Task to complete: Could you turn the lines of every item below into a single numbered list, skipping blank lines and leaving the pictures out?

[Layout region items]
============================================================
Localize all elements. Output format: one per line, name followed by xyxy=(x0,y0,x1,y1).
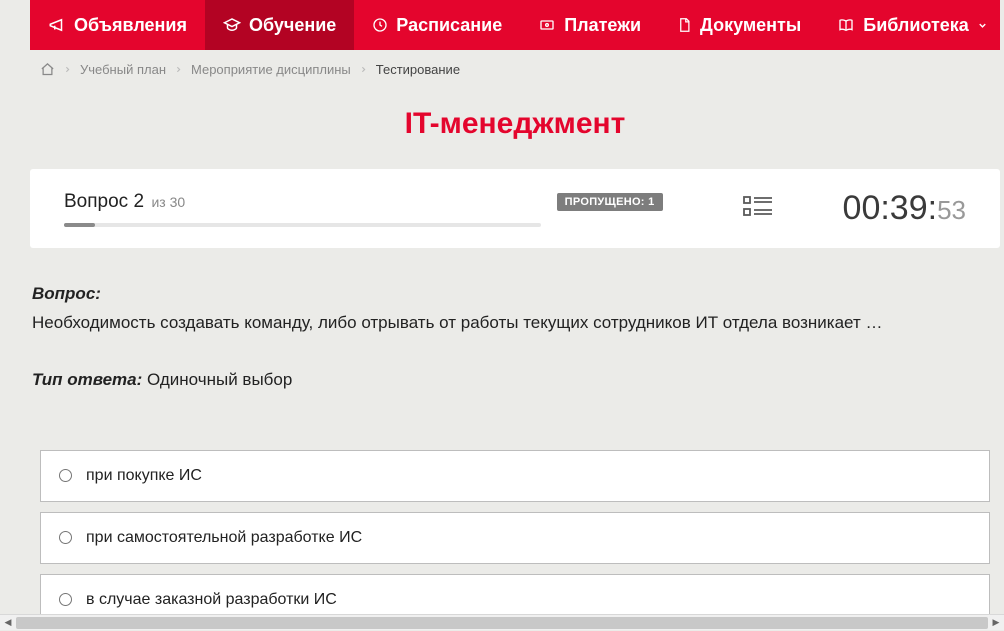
graduation-icon xyxy=(223,16,241,34)
chevron-right-icon xyxy=(63,65,72,74)
nav-label: Расписание xyxy=(396,15,502,36)
scrollbar-thumb[interactable] xyxy=(16,617,988,629)
timer: 00:39:53 xyxy=(843,189,966,228)
horizontal-scrollbar[interactable]: ◀ ▶ xyxy=(0,614,1004,630)
payment-icon xyxy=(538,17,556,33)
progress-bar xyxy=(64,223,541,227)
breadcrumb-current: Тестирование xyxy=(376,62,460,77)
radio-input[interactable] xyxy=(59,593,72,606)
page-title: IT-менеджмент xyxy=(30,107,1000,141)
question-list-icon[interactable] xyxy=(743,195,773,223)
question-label: Вопрос: xyxy=(32,284,998,304)
nav-label: Обучение xyxy=(249,15,336,36)
scroll-right-button[interactable]: ▶ xyxy=(988,615,1004,631)
top-navigation: Объявления Обучение Расписание Платежи Д… xyxy=(30,0,1000,50)
answer-option[interactable]: в случае заказной разработки ИС xyxy=(40,574,990,615)
scroll-left-button[interactable]: ◀ xyxy=(0,615,16,631)
radio-input[interactable] xyxy=(59,469,72,482)
answer-type: Тип ответа: Одиночный выбор xyxy=(32,370,998,390)
option-text: при самостоятельной разработке ИС xyxy=(86,529,362,547)
breadcrumb-link[interactable]: Учебный план xyxy=(80,62,166,77)
nav-label: Документы xyxy=(700,15,801,36)
nav-library[interactable]: Библиотека xyxy=(819,0,1004,50)
book-icon xyxy=(837,17,855,33)
chevron-right-icon xyxy=(359,65,368,74)
answer-option[interactable]: при покупке ИС xyxy=(40,450,990,502)
scrollbar-track[interactable] xyxy=(16,615,988,630)
chevron-right-icon xyxy=(174,65,183,74)
breadcrumb: Учебный план Мероприятие дисциплины Тест… xyxy=(30,50,1000,89)
nav-learning[interactable]: Обучение xyxy=(205,0,354,50)
answer-option[interactable]: при самостоятельной разработке ИС xyxy=(40,512,990,564)
home-icon[interactable] xyxy=(40,62,55,77)
nav-payments[interactable]: Платежи xyxy=(520,0,659,50)
answer-options: при покупке ИС при самостоятельной разра… xyxy=(32,450,998,615)
nav-label: Платежи xyxy=(564,15,641,36)
option-text: в случае заказной разработки ИС xyxy=(86,591,337,609)
megaphone-icon xyxy=(48,16,66,34)
nav-label: Объявления xyxy=(74,15,187,36)
breadcrumb-link[interactable]: Мероприятие дисциплины xyxy=(191,62,351,77)
question-counter: Вопрос 2 из 30 xyxy=(64,191,541,213)
nav-schedule[interactable]: Расписание xyxy=(354,0,520,50)
chevron-down-icon xyxy=(977,20,988,31)
document-icon xyxy=(677,16,692,34)
question-body: Вопрос: Необходимость создавать команду,… xyxy=(30,284,1000,614)
option-text: при покупке ИС xyxy=(86,467,202,485)
nav-label: Библиотека xyxy=(863,15,969,36)
question-text: Необходимость создавать команду, либо от… xyxy=(32,310,998,336)
nav-documents[interactable]: Документы xyxy=(659,0,819,50)
radio-input[interactable] xyxy=(59,531,72,544)
quiz-header: Вопрос 2 из 30 ПРОПУЩЕНО: 1 xyxy=(30,169,1000,248)
clock-icon xyxy=(372,17,388,33)
skipped-badge: ПРОПУЩЕНО: 1 xyxy=(557,193,663,211)
nav-announcements[interactable]: Объявления xyxy=(30,0,205,50)
progress-fill xyxy=(64,223,95,227)
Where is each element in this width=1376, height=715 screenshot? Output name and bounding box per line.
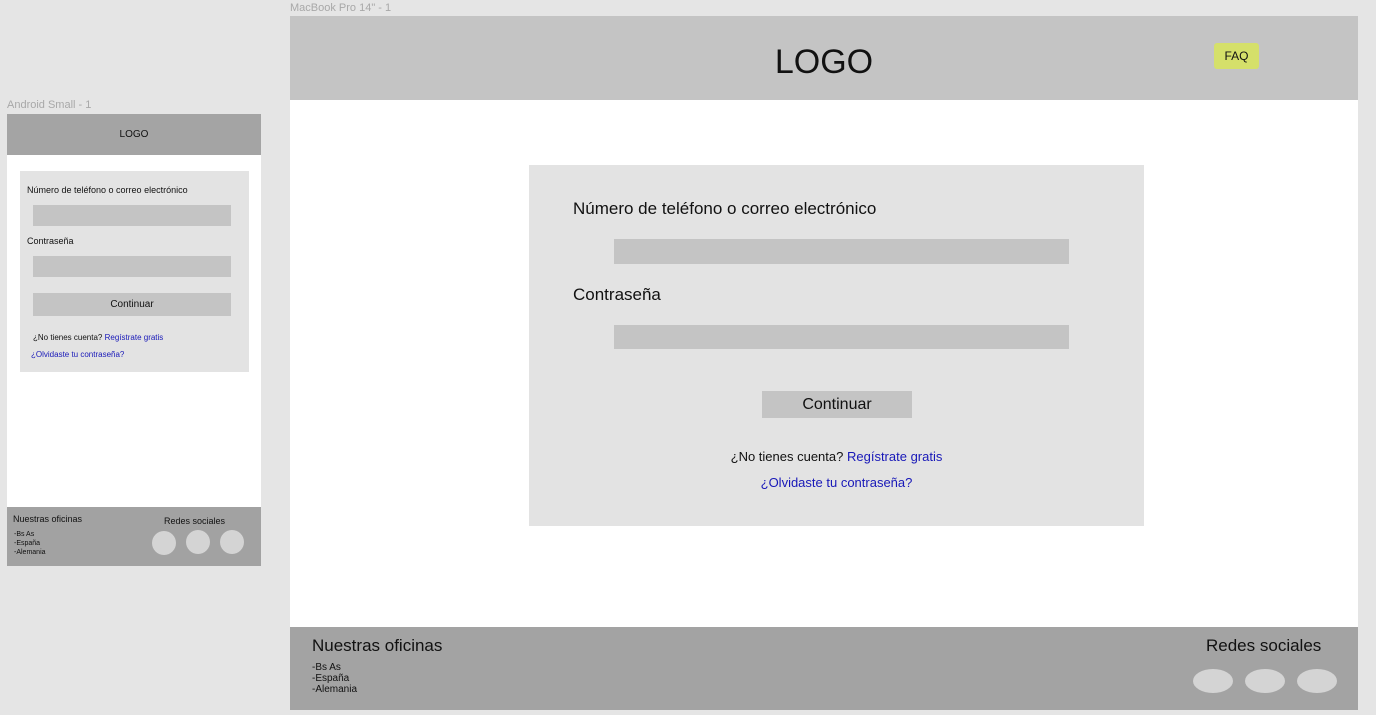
desktop-footer: Nuestras oficinas -Bs As -España -Aleman… <box>290 627 1358 710</box>
social-icon[interactable] <box>1297 669 1337 693</box>
office-item: -Bs As <box>312 662 341 673</box>
macbook-frame: LOGO FAQ Número de teléfono o correo ele… <box>290 16 1358 710</box>
mobile-continue-button[interactable]: Continuar <box>33 293 231 316</box>
office-item: -España <box>312 673 350 684</box>
frame-label-android: Android Small - 1 <box>7 99 92 111</box>
office-item: -Bs As <box>14 531 35 538</box>
social-icon[interactable] <box>152 531 176 555</box>
mobile-header: LOGO <box>7 114 261 155</box>
desktop-register-link[interactable]: Regístrate gratis <box>847 449 942 464</box>
desktop-register-row: ¿No tienes cuenta? Regístrate gratis <box>529 449 1144 464</box>
android-frame: LOGO Número de teléfono o correo electró… <box>7 114 261 566</box>
social-icon[interactable] <box>186 530 210 554</box>
mobile-social-title: Redes sociales <box>164 516 226 526</box>
desktop-no-account-text: ¿No tienes cuenta? <box>730 449 844 464</box>
mobile-forgot-password-link[interactable]: ¿Olvidaste tu contraseña? <box>31 350 124 359</box>
desktop-continue-button[interactable]: Continuar <box>762 391 912 418</box>
social-icon[interactable] <box>1245 669 1285 693</box>
mobile-logo: LOGO <box>119 129 149 140</box>
faq-button[interactable]: FAQ <box>1214 43 1259 69</box>
desktop-password-input[interactable] <box>614 325 1069 349</box>
desktop-identifier-input[interactable] <box>614 239 1069 264</box>
mobile-no-account-text: ¿No tienes cuenta? <box>33 333 103 342</box>
desktop-forgot-row: ¿Olvidaste tu contraseña? <box>529 475 1144 490</box>
mobile-register-link[interactable]: Regístrate gratis <box>105 333 164 342</box>
social-icon[interactable] <box>220 530 244 554</box>
mobile-login-card: Número de teléfono o correo electrónico … <box>20 171 249 372</box>
desktop-header: LOGO FAQ <box>290 16 1358 100</box>
social-icon[interactable] <box>1193 669 1233 693</box>
mobile-identifier-input[interactable] <box>33 205 231 226</box>
mobile-offices-title: Nuestras oficinas <box>13 514 83 524</box>
mobile-offices-list: -Bs As -España -Alemania <box>14 530 46 557</box>
mobile-password-input[interactable] <box>33 256 231 277</box>
office-item: -Alemania <box>14 549 46 556</box>
office-item: -Alemania <box>312 684 358 695</box>
desktop-forgot-password-link[interactable]: ¿Olvidaste tu contraseña? <box>761 475 913 490</box>
mobile-password-label: Contraseña <box>27 236 74 246</box>
desktop-offices-title: Nuestras oficinas <box>312 636 443 655</box>
desktop-logo: LOGO <box>774 43 874 81</box>
office-item: -España <box>14 540 41 547</box>
frame-label-macbook: MacBook Pro 14" - 1 <box>290 2 392 14</box>
desktop-password-label: Contraseña <box>573 285 661 304</box>
desktop-offices-list: -Bs As -España -Alemania <box>312 662 357 695</box>
mobile-register-row: ¿No tienes cuenta? Regístrate gratis <box>33 333 163 342</box>
mobile-identifier-label: Número de teléfono o correo electrónico <box>27 185 188 195</box>
desktop-login-card: Número de teléfono o correo electrónico … <box>529 165 1144 526</box>
desktop-identifier-label: Número de teléfono o correo electrónico <box>573 199 877 218</box>
mobile-footer: Nuestras oficinas -Bs As -España -Aleman… <box>7 507 261 566</box>
desktop-social-title: Redes sociales <box>1206 636 1322 655</box>
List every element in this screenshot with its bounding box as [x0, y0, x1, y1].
============================================================
Exercise output:
1. Localize all elements. Output format: one per line, name followed by xyxy=(x0,y0,x1,y1).
2. graduation-icon xyxy=(223,16,241,34)
3. chevron-right-icon xyxy=(63,65,72,74)
4. nav-label: Расписание xyxy=(396,15,502,36)
5. scrollbar-thumb[interactable] xyxy=(16,617,988,629)
6. timer: 00:39:53 xyxy=(843,189,966,228)
7. horizontal-scrollbar[interactable]: ◀ ▶ xyxy=(0,614,1004,630)
8. payment-icon xyxy=(538,17,556,33)
9. progress-bar xyxy=(64,223,541,227)
10. breadcrumb-current: Тестирование xyxy=(376,62,460,77)
11. radio-input[interactable] xyxy=(59,593,72,606)
12. page-title: IT-менеджмент xyxy=(30,107,1000,141)
13. question-list-icon[interactable] xyxy=(743,195,773,223)
14. question-label: Вопрос: xyxy=(32,284,998,304)
15. nav-label: Обучение xyxy=(249,15,336,36)
16. scroll-right-button[interactable]: ▶ xyxy=(988,615,1004,631)
17. top-navigation: Объявления Обучение Расписание Платежи Д… xyxy=(30,0,1000,50)
18. answer-option[interactable]: в случае заказной разработки ИС xyxy=(40,574,990,615)
19. scroll-left-button[interactable]: ◀ xyxy=(0,615,16,631)
20. radio-input[interactable] xyxy=(59,469,72,482)
21. answer-type: Тип ответа: Одиночный выбор xyxy=(32,370,998,390)
22. option-text: при самостоятельной разработке ИС xyxy=(86,529,362,547)
23. breadcrumb-link[interactable]: Учебный план xyxy=(80,62,166,77)
24. nav-label: Документы xyxy=(700,15,801,36)
25. nav-library[interactable]: Библиотека xyxy=(819,0,1004,50)
26. book-icon xyxy=(837,17,855,33)
27. chevron-right-icon xyxy=(359,65,368,74)
28. answer-option[interactable]: при покупке ИС xyxy=(40,450,990,502)
29. scrollbar-track[interactable] xyxy=(16,615,988,630)
30. chevron-right-icon xyxy=(174,65,183,74)
31. breadcrumb: Учебный план Мероприятие дисциплины Тест… xyxy=(30,50,1000,89)
32. nav-learning[interactable]: Обучение xyxy=(205,0,354,50)
33. answer-option[interactable]: при самостоятельной разработке ИС xyxy=(40,512,990,564)
34. home-icon[interactable] xyxy=(40,62,55,77)
35. nav-payments[interactable]: Платежи xyxy=(520,0,659,50)
36. answer-options: при покупке ИС при самостоятельной разра… xyxy=(32,450,998,615)
37. nav-label: Платежи xyxy=(564,15,641,36)
38. option-text: в случае заказной разработки ИС xyxy=(86,591,337,609)
39. megaphone-icon xyxy=(48,16,66,34)
40. nav-label: Объявления xyxy=(74,15,187,36)
41. breadcrumb-link[interactable]: Мероприятие дисциплины xyxy=(191,62,351,77)
42. question-counter: Вопрос 2 из 30 xyxy=(64,191,541,213)
43. nav-schedule[interactable]: Расписание xyxy=(354,0,520,50)
44. chevron-down-icon xyxy=(977,20,988,31)
45. document-icon xyxy=(677,16,692,34)
46. question-body: Вопрос: Необходимость создавать команду,… xyxy=(30,284,1000,614)
47. option-text: при покупке ИС xyxy=(86,467,202,485)
48. nav-label: Библиотека xyxy=(863,15,969,36)
49. question-text: Необходимость создавать команду, либо от… xyxy=(32,310,998,336)
50. nav-documents[interactable]: Документы xyxy=(659,0,819,50)
51. radio-input[interactable] xyxy=(59,531,72,544)
52. quiz-header: Вопрос 2 из 30 ПРОПУЩЕНО: 1 xyxy=(30,169,1000,248)
53. clock-icon xyxy=(372,17,388,33)
54. skipped-badge: ПРОПУЩЕНО: 1 xyxy=(557,193,663,211)
55. nav-announcements[interactable]: Объявления xyxy=(30,0,205,50)
56. progress-fill xyxy=(64,223,95,227)
57. Where is each element in this width=1376, height=715 screenshot? Output name and bounding box per line.
58. desktop-footer: Nuestras oficinas -Bs As -España -Aleman… <box>290 627 1358 710</box>
59. social-icon[interactable] <box>1297 669 1337 693</box>
60. office-item: -Bs As <box>312 662 341 673</box>
61. macbook-frame: LOGO FAQ Número de teléfono o correo ele… <box>290 16 1358 710</box>
62. mobile-continue-button[interactable]: Continuar <box>33 293 231 316</box>
63. office-item: -España <box>312 673 350 684</box>
64. frame-label-android: Android Small - 1 <box>7 99 92 111</box>
65. office-item: -Bs As <box>14 531 35 538</box>
66. social-icon[interactable] <box>152 531 176 555</box>
67. mobile-header: LOGO <box>7 114 261 155</box>
68. desktop-register-link[interactable]: Regístrate gratis <box>847 449 942 464</box>
69. desktop-register-row: ¿No tienes cuenta? Regístrate gratis <box>529 449 1144 464</box>
70. android-frame: LOGO Número de teléfono o correo electró… <box>7 114 261 566</box>
71. social-icon[interactable] <box>186 530 210 554</box>
72. mobile-social-title: Redes sociales <box>164 516 226 526</box>
73. desktop-no-account-text: ¿No tienes cuenta? <box>730 449 844 464</box>
74. mobile-forgot-password-link[interactable]: ¿Olvidaste tu contraseña? <box>31 350 124 359</box>
75. desktop-continue-button[interactable]: Continuar <box>762 391 912 418</box>
76. social-icon[interactable] <box>1245 669 1285 693</box>
77. mobile-logo: LOGO <box>119 129 149 140</box>
78. faq-button[interactable]: FAQ <box>1214 43 1259 69</box>
79. desktop-password-input[interactable] <box>614 325 1069 349</box>
80. desktop-identifier-input[interactable] <box>614 239 1069 264</box>
81. mobile-no-account-text: ¿No tienes cuenta? <box>33 333 103 342</box>
82. desktop-forgot-row: ¿Olvidaste tu contraseña? <box>529 475 1144 490</box>
83. mobile-register-link[interactable]: Regístrate gratis <box>105 333 164 342</box>
84. social-icon[interactable] <box>220 530 244 554</box>
85. mobile-login-card: Número de teléfono o correo electrónico … <box>20 171 249 372</box>
86. desktop-header: LOGO FAQ <box>290 16 1358 100</box>
87. social-icon[interactable] <box>1193 669 1233 693</box>
88. mobile-identifier-input[interactable] <box>33 205 231 226</box>
89. mobile-offices-title: Nuestras oficinas <box>13 514 83 524</box>
90. mobile-offices-list: -Bs As -España -Alemania <box>14 530 46 557</box>
91. mobile-password-input[interactable] <box>33 256 231 277</box>
92. office-item: -Alemania <box>14 549 46 556</box>
93. office-item: -Alemania <box>312 684 358 695</box>
94. desktop-forgot-password-link[interactable]: ¿Olvidaste tu contraseña? <box>761 475 913 490</box>
95. mobile-password-label: Contraseña <box>27 236 74 246</box>
96. desktop-offices-title: Nuestras oficinas <box>312 636 443 655</box>
97. desktop-logo: LOGO <box>774 43 874 81</box>
98. office-item: -España <box>14 540 41 547</box>
99. frame-label-macbook: MacBook Pro 14" - 1 <box>290 2 392 14</box>
100. desktop-password-label: Contraseña <box>573 285 661 304</box>
101. desktop-offices-list: -Bs As -España -Alemania <box>312 662 357 695</box>
102. mobile-register-row: ¿No tienes cuenta? Regístrate gratis <box>33 333 163 342</box>
103. mobile-identifier-label: Número de teléfono o correo electrónico <box>27 185 188 195</box>
104. desktop-login-card: Número de teléfono o correo electrónico … <box>529 165 1144 526</box>
105. desktop-identifier-label: Número de teléfono o correo electrónico <box>573 199 877 218</box>
106. mobile-footer: Nuestras oficinas -Bs As -España -Aleman… <box>7 507 261 566</box>
107. desktop-social-title: Redes sociales <box>1206 636 1322 655</box>
108. List every element in this screenshot with its bounding box as [x0, y0, x1, y1].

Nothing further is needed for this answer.